Set problem:
Reproduce all of the material word for word.

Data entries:
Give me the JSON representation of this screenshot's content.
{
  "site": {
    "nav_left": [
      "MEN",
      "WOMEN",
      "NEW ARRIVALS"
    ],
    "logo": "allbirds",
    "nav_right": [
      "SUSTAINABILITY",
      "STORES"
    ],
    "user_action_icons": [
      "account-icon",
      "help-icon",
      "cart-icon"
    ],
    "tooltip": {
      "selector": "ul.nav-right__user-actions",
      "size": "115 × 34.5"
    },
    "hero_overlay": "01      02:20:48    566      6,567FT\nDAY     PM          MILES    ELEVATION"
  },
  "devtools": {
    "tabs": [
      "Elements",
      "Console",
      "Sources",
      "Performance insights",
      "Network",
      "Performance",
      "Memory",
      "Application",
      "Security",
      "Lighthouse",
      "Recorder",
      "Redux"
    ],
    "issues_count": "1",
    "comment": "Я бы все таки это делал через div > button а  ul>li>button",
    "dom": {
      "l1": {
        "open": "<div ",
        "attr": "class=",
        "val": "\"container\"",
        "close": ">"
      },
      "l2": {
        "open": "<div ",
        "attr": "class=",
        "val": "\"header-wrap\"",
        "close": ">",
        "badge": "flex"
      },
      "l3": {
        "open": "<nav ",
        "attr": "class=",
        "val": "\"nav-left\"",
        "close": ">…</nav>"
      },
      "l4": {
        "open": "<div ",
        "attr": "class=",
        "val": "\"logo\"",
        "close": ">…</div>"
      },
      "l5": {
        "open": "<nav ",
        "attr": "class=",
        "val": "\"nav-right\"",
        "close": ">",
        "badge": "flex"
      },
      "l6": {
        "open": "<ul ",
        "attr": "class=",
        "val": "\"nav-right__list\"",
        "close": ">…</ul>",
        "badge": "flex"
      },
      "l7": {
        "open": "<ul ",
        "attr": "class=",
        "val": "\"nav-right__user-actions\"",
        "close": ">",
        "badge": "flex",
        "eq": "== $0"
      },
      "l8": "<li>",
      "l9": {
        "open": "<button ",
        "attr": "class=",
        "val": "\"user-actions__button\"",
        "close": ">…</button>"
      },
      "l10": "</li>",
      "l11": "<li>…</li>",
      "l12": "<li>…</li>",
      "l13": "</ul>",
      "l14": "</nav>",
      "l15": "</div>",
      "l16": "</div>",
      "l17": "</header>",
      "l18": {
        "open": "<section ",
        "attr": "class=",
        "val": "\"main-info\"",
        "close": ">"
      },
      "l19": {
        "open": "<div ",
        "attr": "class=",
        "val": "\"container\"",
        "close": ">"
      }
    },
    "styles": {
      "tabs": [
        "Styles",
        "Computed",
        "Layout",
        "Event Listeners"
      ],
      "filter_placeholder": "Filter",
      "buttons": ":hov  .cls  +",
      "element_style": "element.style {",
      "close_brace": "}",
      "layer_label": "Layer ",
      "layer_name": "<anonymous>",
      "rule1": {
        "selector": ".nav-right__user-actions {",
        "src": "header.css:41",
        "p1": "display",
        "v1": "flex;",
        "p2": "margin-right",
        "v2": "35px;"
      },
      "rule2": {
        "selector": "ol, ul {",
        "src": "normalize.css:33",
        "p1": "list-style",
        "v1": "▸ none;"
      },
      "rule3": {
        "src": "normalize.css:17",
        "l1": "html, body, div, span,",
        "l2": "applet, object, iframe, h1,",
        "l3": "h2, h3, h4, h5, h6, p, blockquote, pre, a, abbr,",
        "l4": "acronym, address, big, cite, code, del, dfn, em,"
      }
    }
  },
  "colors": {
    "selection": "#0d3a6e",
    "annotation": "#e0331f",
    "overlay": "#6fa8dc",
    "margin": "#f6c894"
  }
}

Response to this exercise:
Give me the JSON representation of this screenshot's content.
{
  "site": {
    "nav_left": [
      "MEN",
      "WOMEN",
      "NEW ARRIVALS"
    ],
    "logo": "allbirds",
    "nav_right": [
      "SUSTAINABILITY",
      "STORES"
    ],
    "user_action_icons": [
      "account-icon",
      "help-icon",
      "cart-icon"
    ],
    "tooltip": {
      "selector": "ul.nav-right__user-actions",
      "size": "115 × 34.5"
    },
    "hero_overlay": "01      02:20:48    566      6,567FT\nDAY     PM          MILES    ELEVATION"
  },
  "devtools": {
    "tabs": [
      "Elements",
      "Console",
      "Sources",
      "Performance insights",
      "Network",
      "Performance",
      "Memory",
      "Application",
      "Security",
      "Lighthouse",
      "Recorder",
      "Redux"
    ],
    "issues_count": "1",
    "comment": "Я бы все таки это делал через div > button а  ul>li>button",
    "dom": {
      "l1": {
        "open": "<div ",
        "attr": "class=",
        "val": "\"container\"",
        "close": ">"
      },
      "l2": {
        "open": "<div ",
        "attr": "class=",
        "val": "\"header-wrap\"",
        "close": ">",
        "badge": "flex"
      },
      "l3": {
        "open": "<nav ",
        "attr": "class=",
        "val": "\"nav-left\"",
        "close": ">…</nav>"
      },
      "l4": {
        "open": "<div ",
        "attr": "class=",
        "val": "\"logo\"",
        "close": ">…</div>"
      },
      "l5": {
        "open": "<nav ",
        "attr": "class=",
        "val": "\"nav-right\"",
        "close": ">",
        "badge": "flex"
      },
      "l6": {
        "open": "<ul ",
        "attr": "class=",
        "val": "\"nav-right__list\"",
        "close": ">…</ul>",
        "badge": "flex"
      },
      "l7": {
        "open": "<ul ",
        "attr": "class=",
        "val": "\"nav-right__user-actions\"",
        "close": ">",
        "badge": "flex",
        "eq": "== $0"
      },
      "l8": "<li>",
      "l9": {
        "open": "<button ",
        "attr": "class=",
        "val": "\"user-actions__button\"",
        "close": ">…</button>"
      },
      "l10": "</li>",
      "l11": "<li>…</li>",
      "l12": "<li>…</li>",
      "l13": "</ul>",
      "l14": "</nav>",
      "l15": "</div>",
      "l16": "</div>",
      "l17": "</header>",
      "l18": {
        "open": "<section ",
        "attr": "class=",
        "val": "\"main-info\"",
        "close": ">"
      },
      "l19": {
        "open": "<div ",
        "attr": "class=",
        "val": "\"container\"",
        "close": ">"
      }
    },
    "styles": {
      "tabs": [
        "Styles",
        "Computed",
        "Layout",
        "Event Listeners"
      ],
      "filter_placeholder": "Filter",
      "buttons": ":hov  .cls  +",
      "element_style": "element.style {",
      "close_brace": "}",
      "layer_label": "Layer ",
      "layer_name": "<anonymous>",
      "rule1": {
        "selector": ".nav-right__user-actions {",
        "src": "header.css:41",
        "p1": "display",
        "v1": "flex;",
        "p2": "margin-right",
        "v2": "35px;"
      },
      "rule2": {
        "selector": "ol, ul {",
        "src": "normalize.css:33",
        "p1": "list-style",
        "v1": "▸ none;"
      },
      "rule3": {
        "src": "normalize.css:17",
        "l1": "html, body, div, span,",
        "l2": "applet, object, iframe, h1,",
        "l3": "h2, h3, h4, h5, h6, p, blockquote, pre, a, abbr,",
        "l4": "acronym, address, big, cite, code, del, dfn, em,"
      }
    }
  },
  "colors": {
    "selection": "#0d3a6e",
    "annotation": "#e0331f",
    "overlay": "#6fa8dc",
    "margin": "#f6c894"
  }
}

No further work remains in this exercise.